- Exercise data -
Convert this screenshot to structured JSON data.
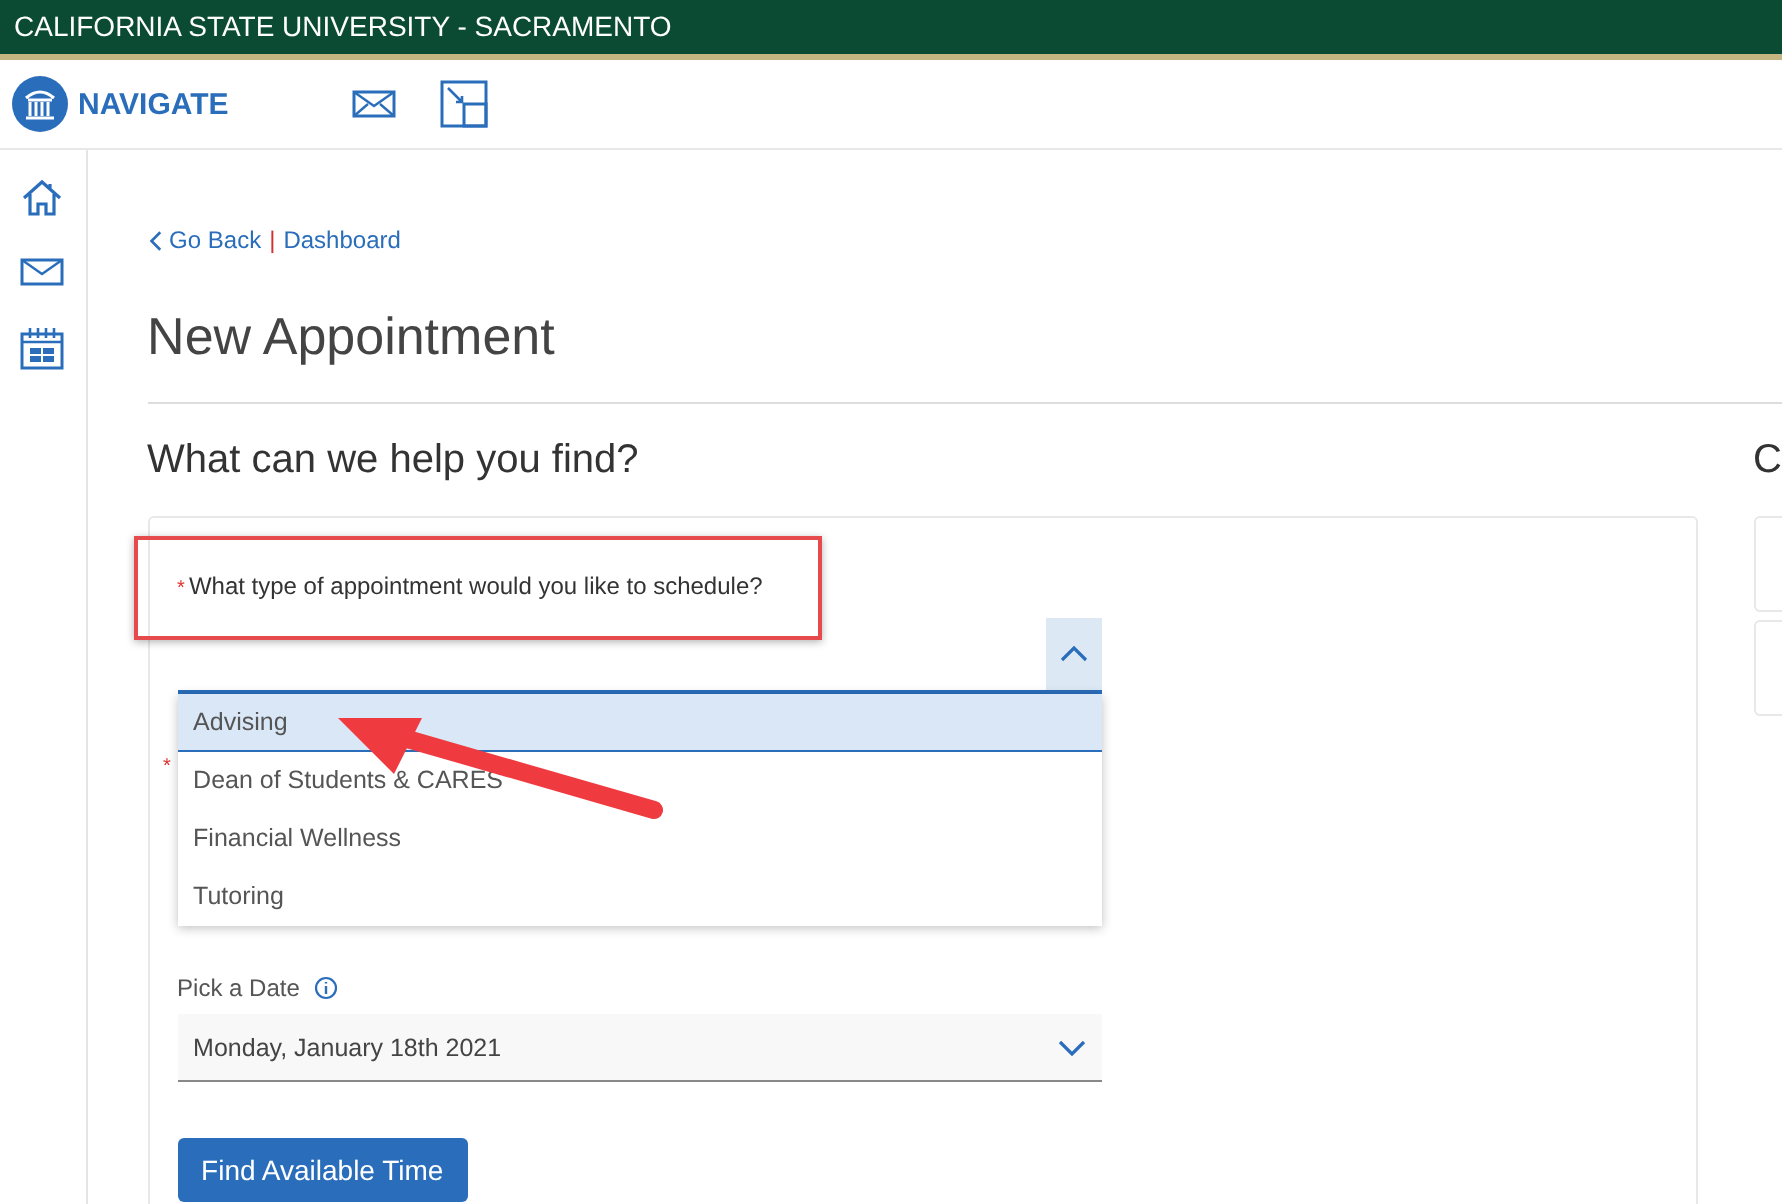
{
  "top_bar": {
    "title": "CALIFORNIA STATE UNIVERSITY - SACRAMENTO"
  },
  "header": {
    "brand": "NAVIGATE"
  },
  "breadcrumb": {
    "back": "Go Back",
    "separator": "|",
    "current": "Dashboard"
  },
  "page_title": "New Appointment",
  "section_title": "What can we help you find?",
  "side_heading": "C",
  "form": {
    "type_field": {
      "required_mark": "*",
      "label": "What type of appointment would you like to schedule?",
      "expanded": true,
      "options": [
        {
          "label": "Advising",
          "selected": true
        },
        {
          "label": "Dean of Students & CARES",
          "selected": false
        },
        {
          "label": "Financial Wellness",
          "selected": false
        },
        {
          "label": "Tutoring",
          "selected": false
        }
      ]
    },
    "hidden_field": {
      "required_mark": "*"
    },
    "date_field": {
      "label": "Pick a Date",
      "value": "Monday, January 18th 2021"
    },
    "submit": "Find Available Time"
  }
}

- Objective -
Repeat the listing verbatim. Skip the pictures.

- Task solution -
Convert this screenshot to structured JSON data.
{
  "top_bar": {
    "title": "CALIFORNIA STATE UNIVERSITY - SACRAMENTO"
  },
  "header": {
    "brand": "NAVIGATE"
  },
  "breadcrumb": {
    "back": "Go Back",
    "separator": "|",
    "current": "Dashboard"
  },
  "page_title": "New Appointment",
  "section_title": "What can we help you find?",
  "side_heading": "C",
  "form": {
    "type_field": {
      "required_mark": "*",
      "label": "What type of appointment would you like to schedule?",
      "expanded": true,
      "options": [
        {
          "label": "Advising",
          "selected": true
        },
        {
          "label": "Dean of Students & CARES",
          "selected": false
        },
        {
          "label": "Financial Wellness",
          "selected": false
        },
        {
          "label": "Tutoring",
          "selected": false
        }
      ]
    },
    "hidden_field": {
      "required_mark": "*"
    },
    "date_field": {
      "label": "Pick a Date",
      "value": "Monday, January 18th 2021"
    },
    "submit": "Find Available Time"
  }
}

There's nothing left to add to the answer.